━━ Records to use ━━
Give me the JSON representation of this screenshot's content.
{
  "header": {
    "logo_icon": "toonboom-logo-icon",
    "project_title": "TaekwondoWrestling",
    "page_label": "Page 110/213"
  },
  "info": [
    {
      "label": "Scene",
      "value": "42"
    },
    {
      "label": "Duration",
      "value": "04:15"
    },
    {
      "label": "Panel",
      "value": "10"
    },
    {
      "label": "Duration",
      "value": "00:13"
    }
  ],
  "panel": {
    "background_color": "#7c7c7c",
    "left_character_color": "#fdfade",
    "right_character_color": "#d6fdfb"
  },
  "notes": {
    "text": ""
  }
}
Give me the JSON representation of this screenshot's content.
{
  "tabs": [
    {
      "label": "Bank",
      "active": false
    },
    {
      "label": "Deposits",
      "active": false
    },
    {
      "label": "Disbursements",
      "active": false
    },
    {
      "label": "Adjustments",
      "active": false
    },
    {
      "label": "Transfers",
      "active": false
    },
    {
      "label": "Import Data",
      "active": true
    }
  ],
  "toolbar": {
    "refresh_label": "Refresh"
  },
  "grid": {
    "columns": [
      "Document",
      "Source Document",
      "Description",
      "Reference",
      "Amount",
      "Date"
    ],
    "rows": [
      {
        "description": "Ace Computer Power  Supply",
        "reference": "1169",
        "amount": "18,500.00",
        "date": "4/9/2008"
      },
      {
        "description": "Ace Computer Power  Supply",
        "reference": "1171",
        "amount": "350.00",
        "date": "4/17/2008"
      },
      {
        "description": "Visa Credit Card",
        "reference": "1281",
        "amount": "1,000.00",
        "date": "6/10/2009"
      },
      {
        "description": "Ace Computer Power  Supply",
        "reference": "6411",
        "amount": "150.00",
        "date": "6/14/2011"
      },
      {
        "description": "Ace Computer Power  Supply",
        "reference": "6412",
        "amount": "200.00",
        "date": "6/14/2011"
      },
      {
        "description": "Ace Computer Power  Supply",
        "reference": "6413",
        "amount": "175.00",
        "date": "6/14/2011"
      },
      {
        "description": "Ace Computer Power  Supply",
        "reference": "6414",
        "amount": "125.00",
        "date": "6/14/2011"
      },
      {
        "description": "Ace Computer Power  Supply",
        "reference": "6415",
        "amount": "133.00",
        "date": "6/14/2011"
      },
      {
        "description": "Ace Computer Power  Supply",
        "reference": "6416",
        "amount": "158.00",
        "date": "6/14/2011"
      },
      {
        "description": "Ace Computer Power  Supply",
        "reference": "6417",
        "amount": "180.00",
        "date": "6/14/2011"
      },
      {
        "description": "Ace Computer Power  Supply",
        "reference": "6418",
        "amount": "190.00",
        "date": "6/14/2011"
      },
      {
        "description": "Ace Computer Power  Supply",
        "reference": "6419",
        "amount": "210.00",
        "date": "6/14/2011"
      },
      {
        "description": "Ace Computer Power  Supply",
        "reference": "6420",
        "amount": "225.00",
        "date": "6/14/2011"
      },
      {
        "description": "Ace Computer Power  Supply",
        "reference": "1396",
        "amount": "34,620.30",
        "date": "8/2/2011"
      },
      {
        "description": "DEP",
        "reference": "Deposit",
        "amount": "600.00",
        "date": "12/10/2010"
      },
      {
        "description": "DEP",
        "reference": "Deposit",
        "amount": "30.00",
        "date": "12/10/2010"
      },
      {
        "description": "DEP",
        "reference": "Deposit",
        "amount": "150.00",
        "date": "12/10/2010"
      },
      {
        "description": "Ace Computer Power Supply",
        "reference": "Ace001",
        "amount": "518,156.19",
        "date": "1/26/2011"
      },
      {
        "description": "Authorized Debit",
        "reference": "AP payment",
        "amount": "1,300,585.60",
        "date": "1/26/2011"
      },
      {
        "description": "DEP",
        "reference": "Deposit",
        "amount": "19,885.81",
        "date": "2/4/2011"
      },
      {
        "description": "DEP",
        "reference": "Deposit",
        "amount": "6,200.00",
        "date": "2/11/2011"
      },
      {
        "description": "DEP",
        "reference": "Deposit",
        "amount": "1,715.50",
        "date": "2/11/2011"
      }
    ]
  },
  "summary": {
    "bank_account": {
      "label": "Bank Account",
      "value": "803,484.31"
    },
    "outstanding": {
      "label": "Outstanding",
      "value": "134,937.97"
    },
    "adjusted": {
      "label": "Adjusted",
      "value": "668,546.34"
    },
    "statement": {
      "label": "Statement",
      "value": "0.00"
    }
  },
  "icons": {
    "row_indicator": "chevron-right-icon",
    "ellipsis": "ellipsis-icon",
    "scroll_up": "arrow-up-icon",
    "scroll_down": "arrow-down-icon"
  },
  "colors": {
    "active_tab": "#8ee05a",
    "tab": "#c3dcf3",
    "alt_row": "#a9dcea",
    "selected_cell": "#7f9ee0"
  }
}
━━━
### Request
Write out the full listing, keeping every line exactly as it is.

### Final answer
Give me the JSON representation of this screenshot's content.
{
  "header": {
    "logo_icon": "toonboom-logo-icon",
    "project_title": "TaekwondoWrestling",
    "page_label": "Page 110/213"
  },
  "info": [
    {
      "label": "Scene",
      "value": "42"
    },
    {
      "label": "Duration",
      "value": "04:15"
    },
    {
      "label": "Panel",
      "value": "10"
    },
    {
      "label": "Duration",
      "value": "00:13"
    }
  ],
  "panel": {
    "background_color": "#7c7c7c",
    "left_character_color": "#fdfade",
    "right_character_color": "#d6fdfb"
  },
  "notes": {
    "text": ""
  }
}
Give me the JSON representation of this screenshot's content.
{
  "tabs": [
    {
      "label": "Bank",
      "active": false
    },
    {
      "label": "Deposits",
      "active": false
    },
    {
      "label": "Disbursements",
      "active": false
    },
    {
      "label": "Adjustments",
      "active": false
    },
    {
      "label": "Transfers",
      "active": false
    },
    {
      "label": "Import Data",
      "active": true
    }
  ],
  "toolbar": {
    "refresh_label": "Refresh"
  },
  "grid": {
    "columns": [
      "Document",
      "Source Document",
      "Description",
      "Reference",
      "Amount",
      "Date"
    ],
    "rows": [
      {
        "description": "Ace Computer Power  Supply",
        "reference": "1169",
        "amount": "18,500.00",
        "date": "4/9/2008"
      },
      {
        "description": "Ace Computer Power  Supply",
        "reference": "1171",
        "amount": "350.00",
        "date": "4/17/2008"
      },
      {
        "description": "Visa Credit Card",
        "reference": "1281",
        "amount": "1,000.00",
        "date": "6/10/2009"
      },
      {
        "description": "Ace Computer Power  Supply",
        "reference": "6411",
        "amount": "150.00",
        "date": "6/14/2011"
      },
      {
        "description": "Ace Computer Power  Supply",
        "reference": "6412",
        "amount": "200.00",
        "date": "6/14/2011"
      },
      {
        "description": "Ace Computer Power  Supply",
        "reference": "6413",
        "amount": "175.00",
        "date": "6/14/2011"
      },
      {
        "description": "Ace Computer Power  Supply",
        "reference": "6414",
        "amount": "125.00",
        "date": "6/14/2011"
      },
      {
        "description": "Ace Computer Power  Supply",
        "reference": "6415",
        "amount": "133.00",
        "date": "6/14/2011"
      },
      {
        "description": "Ace Computer Power  Supply",
        "reference": "6416",
        "amount": "158.00",
        "date": "6/14/2011"
      },
      {
        "description": "Ace Computer Power  Supply",
        "reference": "6417",
        "amount": "180.00",
        "date": "6/14/2011"
      },
      {
        "description": "Ace Computer Power  Supply",
        "reference": "6418",
        "amount": "190.00",
        "date": "6/14/2011"
      },
      {
        "description": "Ace Computer Power  Supply",
        "reference": "6419",
        "amount": "210.00",
        "date": "6/14/2011"
      },
      {
        "description": "Ace Computer Power  Supply",
        "reference": "6420",
        "amount": "225.00",
        "date": "6/14/2011"
      },
      {
        "description": "Ace Computer Power  Supply",
        "reference": "1396",
        "amount": "34,620.30",
        "date": "8/2/2011"
      },
      {
        "description": "DEP",
        "reference": "Deposit",
        "amount": "600.00",
        "date": "12/10/2010"
      },
      {
        "description": "DEP",
        "reference": "Deposit",
        "amount": "30.00",
        "date": "12/10/2010"
      },
      {
        "description": "DEP",
        "reference": "Deposit",
        "amount": "150.00",
        "date": "12/10/2010"
      },
      {
        "description": "Ace Computer Power Supply",
        "reference": "Ace001",
        "amount": "518,156.19",
        "date": "1/26/2011"
      },
      {
        "description": "Authorized Debit",
        "reference": "AP payment",
        "amount": "1,300,585.60",
        "date": "1/26/2011"
      },
      {
        "description": "DEP",
        "reference": "Deposit",
        "amount": "19,885.81",
        "date": "2/4/2011"
      },
      {
        "description": "DEP",
        "reference": "Deposit",
        "amount": "6,200.00",
        "date": "2/11/2011"
      },
      {
        "description": "DEP",
        "reference": "Deposit",
        "amount": "1,715.50",
        "date": "2/11/2011"
      }
    ]
  },
  "summary": {
    "bank_account": {
      "label": "Bank Account",
      "value": "803,484.31"
    },
    "outstanding": {
      "label": "Outstanding",
      "value": "134,937.97"
    },
    "adjusted": {
      "label": "Adjusted",
      "value": "668,546.34"
    },
    "statement": {
      "label": "Statement",
      "value": "0.00"
    }
  },
  "icons": {
    "row_indicator": "chevron-right-icon",
    "ellipsis": "ellipsis-icon",
    "scroll_up": "arrow-up-icon",
    "scroll_down": "arrow-down-icon"
  },
  "colors": {
    "active_tab": "#8ee05a",
    "tab": "#c3dcf3",
    "alt_row": "#a9dcea",
    "selected_cell": "#7f9ee0"
  }
}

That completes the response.